PROBLEM DESCRIPTION ->
Do not carry the pictures over; copy every other part of the entries exactly.

GIVEN RECORDS ->
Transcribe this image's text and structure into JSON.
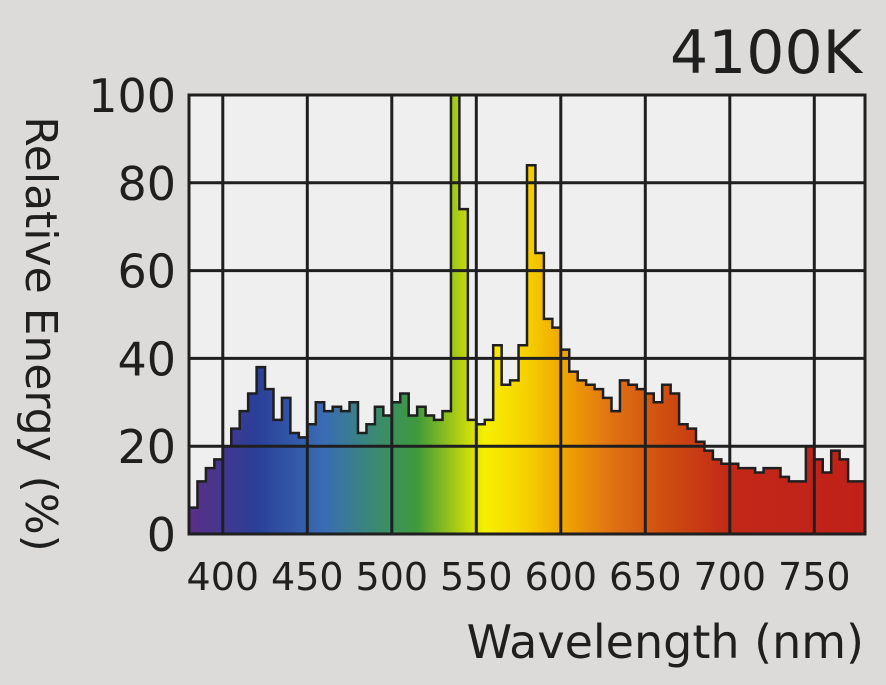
{
  "chart_data": {
    "type": "area",
    "title": "4100K",
    "xlabel": "Wavelength (nm)",
    "ylabel": "Relative Energy (%)",
    "xlim": [
      380,
      780
    ],
    "ylim": [
      0,
      100
    ],
    "x_ticks": [
      400,
      450,
      500,
      550,
      600,
      650,
      700,
      750
    ],
    "y_ticks": [
      0,
      20,
      40,
      60,
      80,
      100
    ],
    "grid": true,
    "legend": "none",
    "bin_width_nm": 5,
    "bin_starts": [
      380,
      385,
      390,
      395,
      400,
      405,
      410,
      415,
      420,
      425,
      430,
      435,
      440,
      445,
      450,
      455,
      460,
      465,
      470,
      475,
      480,
      485,
      490,
      495,
      500,
      505,
      510,
      515,
      520,
      525,
      530,
      535,
      540,
      545,
      550,
      555,
      560,
      565,
      570,
      575,
      580,
      585,
      590,
      595,
      600,
      605,
      610,
      615,
      620,
      625,
      630,
      635,
      640,
      645,
      650,
      655,
      660,
      665,
      670,
      675,
      680,
      685,
      690,
      695,
      700,
      705,
      710,
      715,
      720,
      725,
      730,
      735,
      740,
      745,
      750,
      755,
      760,
      765,
      770,
      775
    ],
    "values": [
      6,
      12,
      15,
      17,
      20,
      24,
      28,
      32,
      38,
      33,
      26,
      31,
      23,
      22,
      25,
      30,
      28,
      29,
      28,
      30,
      23,
      25,
      29,
      27,
      30,
      32,
      27,
      29,
      27,
      26,
      28,
      100,
      74,
      26,
      25,
      26,
      43,
      34,
      35,
      43,
      84,
      64,
      49,
      47,
      42,
      37,
      35,
      34,
      33,
      31,
      28,
      35,
      34,
      33,
      32,
      30,
      34,
      32,
      25,
      24,
      21,
      19,
      17,
      16,
      16,
      15,
      15,
      14,
      15,
      15,
      13,
      12,
      12,
      20,
      17,
      14,
      19,
      17,
      12,
      12
    ],
    "axis_color": "#1f1f1f",
    "plot_background": "#f0eff0",
    "page_background": "#dcdbd9",
    "spectrum_colors": [
      {
        "nm": 380,
        "color": "#5a2f86"
      },
      {
        "nm": 420,
        "color": "#2a3f98"
      },
      {
        "nm": 460,
        "color": "#3a6cb4"
      },
      {
        "nm": 490,
        "color": "#3a8a72"
      },
      {
        "nm": 515,
        "color": "#3e9a3c"
      },
      {
        "nm": 535,
        "color": "#9ac419"
      },
      {
        "nm": 555,
        "color": "#f6f000"
      },
      {
        "nm": 580,
        "color": "#f6d000"
      },
      {
        "nm": 600,
        "color": "#f0a800"
      },
      {
        "nm": 630,
        "color": "#e07212"
      },
      {
        "nm": 665,
        "color": "#cd4a10"
      },
      {
        "nm": 700,
        "color": "#c22818"
      },
      {
        "nm": 780,
        "color": "#c02018"
      }
    ]
  }
}
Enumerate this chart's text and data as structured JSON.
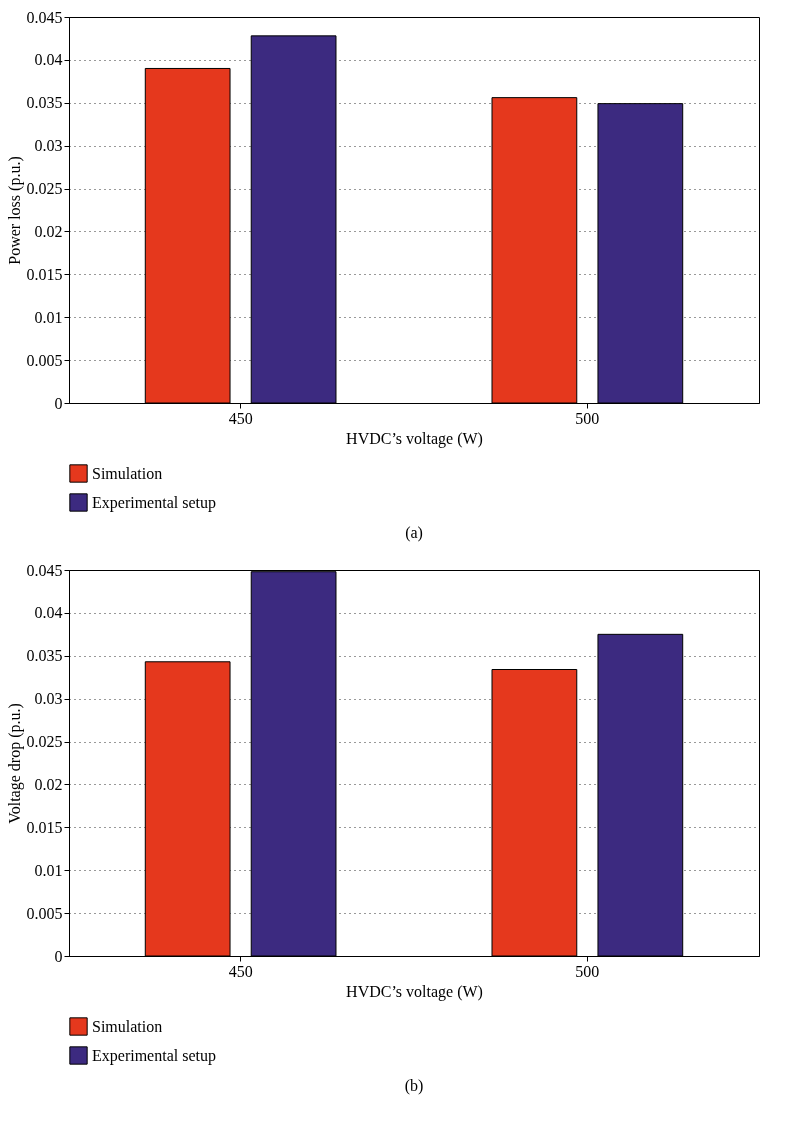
{
  "chart_data": [
    {
      "type": "bar",
      "xlabel": "HVDC’s voltage (W)",
      "ylabel": "Power loss (p.u.)",
      "categories": [
        "450",
        "500"
      ],
      "series": [
        {
          "name": "Simulation",
          "color": "#e5381d",
          "values": [
            0.039,
            0.0356
          ]
        },
        {
          "name": "Experimental setup",
          "color": "#3c2a80",
          "values": [
            0.0428,
            0.0349
          ]
        }
      ],
      "ylim": [
        0,
        0.045
      ],
      "yticks": [
        0,
        0.005,
        0.01,
        0.015,
        0.02,
        0.025,
        0.03,
        0.035,
        0.04,
        0.045
      ],
      "grid": true,
      "legend": "bottom",
      "annotations": [
        "(a)"
      ]
    },
    {
      "type": "bar",
      "xlabel": "HVDC’s voltage (W)",
      "ylabel": "Voltage drop (p.u.)",
      "categories": [
        "450",
        "500"
      ],
      "series": [
        {
          "name": "Simulation",
          "color": "#e5381d",
          "values": [
            0.0343,
            0.0334
          ]
        },
        {
          "name": "Experimental setup",
          "color": "#3c2a80",
          "values": [
            0.0448,
            0.0375
          ]
        }
      ],
      "ylim": [
        0,
        0.045
      ],
      "yticks": [
        0,
        0.005,
        0.01,
        0.015,
        0.02,
        0.025,
        0.03,
        0.035,
        0.04,
        0.045
      ],
      "grid": true,
      "legend": "bottom",
      "annotations": [
        "(b)"
      ]
    }
  ]
}
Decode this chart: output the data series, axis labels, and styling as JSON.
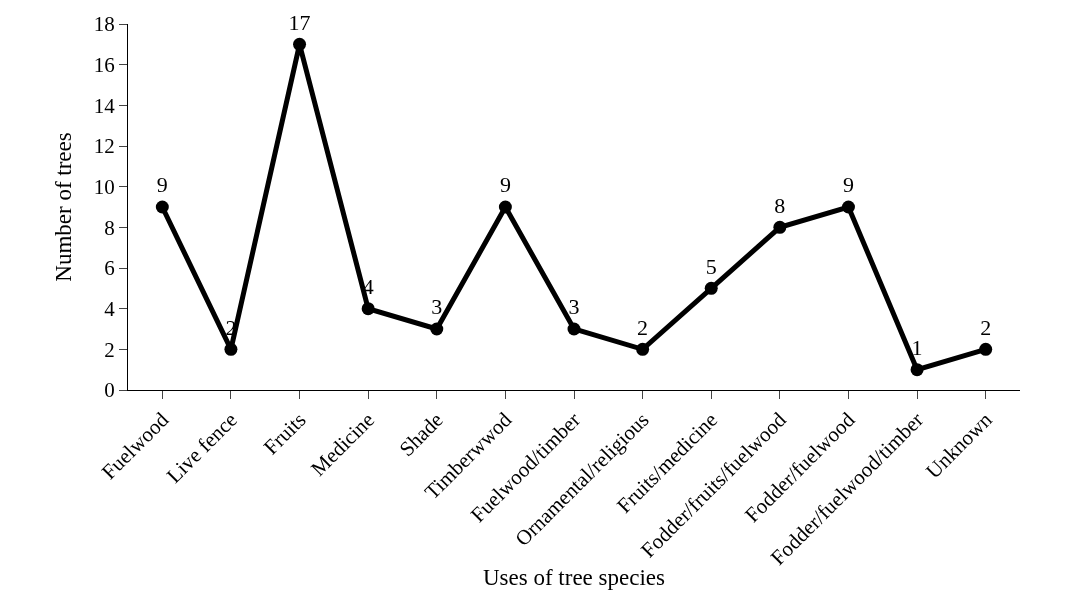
{
  "chart_data": {
    "type": "line",
    "xlabel": "Uses of tree species",
    "ylabel": "Number of trees",
    "categories": [
      "Fuelwood",
      "Live fence",
      "Fruits",
      "Medicine",
      "Shade",
      "Timberwwod",
      "Fuelwood/timber",
      "Ornamental/religious",
      "Fruits/medicine",
      "Fodder/fruits/fuelwood",
      "Fodder/fuelwood",
      "Fodder/fuelwood/timber",
      "Unknown"
    ],
    "series": [
      {
        "color": "#000000",
        "values": [
          9,
          2,
          17,
          4,
          3,
          9,
          3,
          2,
          5,
          8,
          9,
          1,
          2
        ]
      }
    ],
    "ylim": [
      0,
      18
    ],
    "yticks": [
      0,
      2,
      4,
      6,
      8,
      10,
      12,
      14,
      16,
      18
    ],
    "marker": "circle",
    "line_style": "solid",
    "data_labels": true
  }
}
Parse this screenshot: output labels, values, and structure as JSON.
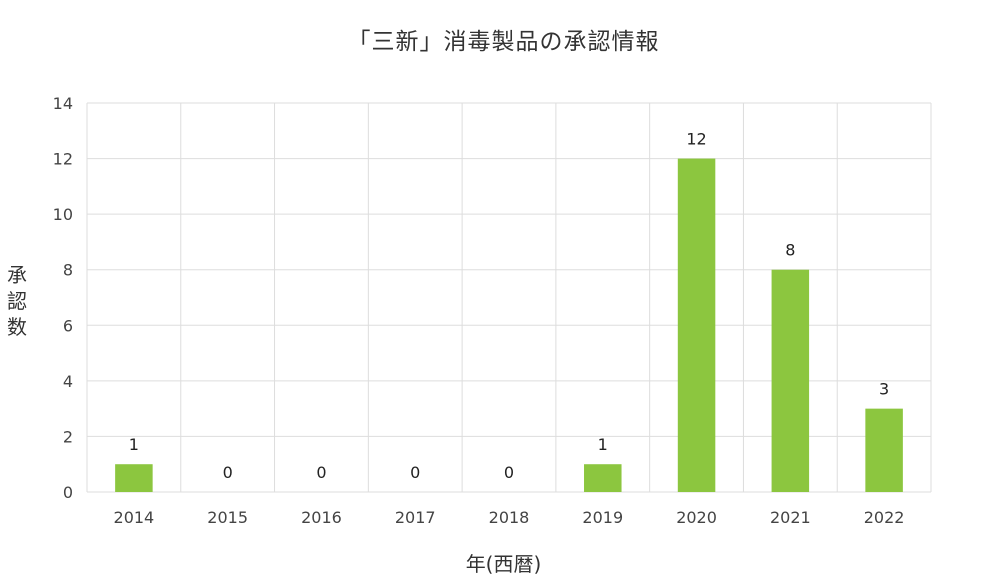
{
  "chart_data": {
    "type": "bar",
    "title": "「三新」消毒製品の承認情報",
    "xlabel": "年(西暦)",
    "ylabel": [
      "承",
      "認",
      "数"
    ],
    "categories": [
      "2014",
      "2015",
      "2016",
      "2017",
      "2018",
      "2019",
      "2020",
      "2021",
      "2022"
    ],
    "values": [
      1,
      0,
      0,
      0,
      0,
      1,
      12,
      8,
      3
    ],
    "ylim": [
      0,
      14
    ],
    "yticks": [
      0,
      2,
      4,
      6,
      8,
      10,
      12,
      14
    ],
    "grid": true,
    "bar_color": "#8cc63f",
    "grid_color": "#dddddd"
  }
}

SOLUTION TO THIS EXERCISE ->
Transcribe this image's text and structure into JSON.
{
  "chart_data": {
    "type": "area",
    "title": "4100K",
    "xlabel": "Wavelength (nm)",
    "ylabel": "Relative Energy (%)",
    "xlim": [
      380,
      780
    ],
    "ylim": [
      0,
      100
    ],
    "x_ticks": [
      400,
      450,
      500,
      550,
      600,
      650,
      700,
      750
    ],
    "y_ticks": [
      0,
      20,
      40,
      60,
      80,
      100
    ],
    "grid": true,
    "legend": "none",
    "bin_width_nm": 5,
    "bin_starts": [
      380,
      385,
      390,
      395,
      400,
      405,
      410,
      415,
      420,
      425,
      430,
      435,
      440,
      445,
      450,
      455,
      460,
      465,
      470,
      475,
      480,
      485,
      490,
      495,
      500,
      505,
      510,
      515,
      520,
      525,
      530,
      535,
      540,
      545,
      550,
      555,
      560,
      565,
      570,
      575,
      580,
      585,
      590,
      595,
      600,
      605,
      610,
      615,
      620,
      625,
      630,
      635,
      640,
      645,
      650,
      655,
      660,
      665,
      670,
      675,
      680,
      685,
      690,
      695,
      700,
      705,
      710,
      715,
      720,
      725,
      730,
      735,
      740,
      745,
      750,
      755,
      760,
      765,
      770,
      775
    ],
    "values": [
      6,
      12,
      15,
      17,
      20,
      24,
      28,
      32,
      38,
      33,
      26,
      31,
      23,
      22,
      25,
      30,
      28,
      29,
      28,
      30,
      23,
      25,
      29,
      27,
      30,
      32,
      27,
      29,
      27,
      26,
      28,
      100,
      74,
      26,
      25,
      26,
      43,
      34,
      35,
      43,
      84,
      64,
      49,
      47,
      42,
      37,
      35,
      34,
      33,
      31,
      28,
      35,
      34,
      33,
      32,
      30,
      34,
      32,
      25,
      24,
      21,
      19,
      17,
      16,
      16,
      15,
      15,
      14,
      15,
      15,
      13,
      12,
      12,
      20,
      17,
      14,
      19,
      17,
      12,
      12
    ],
    "axis_color": "#1f1f1f",
    "plot_background": "#f0eff0",
    "page_background": "#dcdbd9",
    "spectrum_colors": [
      {
        "nm": 380,
        "color": "#5a2f86"
      },
      {
        "nm": 420,
        "color": "#2a3f98"
      },
      {
        "nm": 460,
        "color": "#3a6cb4"
      },
      {
        "nm": 490,
        "color": "#3a8a72"
      },
      {
        "nm": 515,
        "color": "#3e9a3c"
      },
      {
        "nm": 535,
        "color": "#9ac419"
      },
      {
        "nm": 555,
        "color": "#f6f000"
      },
      {
        "nm": 580,
        "color": "#f6d000"
      },
      {
        "nm": 600,
        "color": "#f0a800"
      },
      {
        "nm": 630,
        "color": "#e07212"
      },
      {
        "nm": 665,
        "color": "#cd4a10"
      },
      {
        "nm": 700,
        "color": "#c22818"
      },
      {
        "nm": 780,
        "color": "#c02018"
      }
    ]
  }
}
Enumerate this chart's text and data as structured JSON.
{
  "chart_data": [
    {
      "type": "bar",
      "xlabel": "HVDC’s voltage (W)",
      "ylabel": "Power loss (p.u.)",
      "categories": [
        "450",
        "500"
      ],
      "series": [
        {
          "name": "Simulation",
          "color": "#e5381d",
          "values": [
            0.039,
            0.0356
          ]
        },
        {
          "name": "Experimental setup",
          "color": "#3c2a80",
          "values": [
            0.0428,
            0.0349
          ]
        }
      ],
      "ylim": [
        0,
        0.045
      ],
      "yticks": [
        0,
        0.005,
        0.01,
        0.015,
        0.02,
        0.025,
        0.03,
        0.035,
        0.04,
        0.045
      ],
      "grid": true,
      "legend": "bottom",
      "annotations": [
        "(a)"
      ]
    },
    {
      "type": "bar",
      "xlabel": "HVDC’s voltage (W)",
      "ylabel": "Voltage drop (p.u.)",
      "categories": [
        "450",
        "500"
      ],
      "series": [
        {
          "name": "Simulation",
          "color": "#e5381d",
          "values": [
            0.0343,
            0.0334
          ]
        },
        {
          "name": "Experimental setup",
          "color": "#3c2a80",
          "values": [
            0.0448,
            0.0375
          ]
        }
      ],
      "ylim": [
        0,
        0.045
      ],
      "yticks": [
        0,
        0.005,
        0.01,
        0.015,
        0.02,
        0.025,
        0.03,
        0.035,
        0.04,
        0.045
      ],
      "grid": true,
      "legend": "bottom",
      "annotations": [
        "(b)"
      ]
    }
  ]
}
Decode this chart: output the data series, axis labels, and styling as JSON.
{
  "chart_data": {
    "type": "line",
    "xlabel": "Uses of tree species",
    "ylabel": "Number of trees",
    "categories": [
      "Fuelwood",
      "Live fence",
      "Fruits",
      "Medicine",
      "Shade",
      "Timberwwod",
      "Fuelwood/timber",
      "Ornamental/religious",
      "Fruits/medicine",
      "Fodder/fruits/fuelwood",
      "Fodder/fuelwood",
      "Fodder/fuelwood/timber",
      "Unknown"
    ],
    "series": [
      {
        "color": "#000000",
        "values": [
          9,
          2,
          17,
          4,
          3,
          9,
          3,
          2,
          5,
          8,
          9,
          1,
          2
        ]
      }
    ],
    "ylim": [
      0,
      18
    ],
    "yticks": [
      0,
      2,
      4,
      6,
      8,
      10,
      12,
      14,
      16,
      18
    ],
    "marker": "circle",
    "line_style": "solid",
    "data_labels": true
  }
}
Parse this screenshot: output labels, values, and structure as JSON.
{
  "chart_data": {
    "type": "bar",
    "title": "「三新」消毒製品の承認情報",
    "xlabel": "年(西暦)",
    "ylabel": [
      "承",
      "認",
      "数"
    ],
    "categories": [
      "2014",
      "2015",
      "2016",
      "2017",
      "2018",
      "2019",
      "2020",
      "2021",
      "2022"
    ],
    "values": [
      1,
      0,
      0,
      0,
      0,
      1,
      12,
      8,
      3
    ],
    "ylim": [
      0,
      14
    ],
    "yticks": [
      0,
      2,
      4,
      6,
      8,
      10,
      12,
      14
    ],
    "grid": true,
    "bar_color": "#8cc63f",
    "grid_color": "#dddddd"
  }
}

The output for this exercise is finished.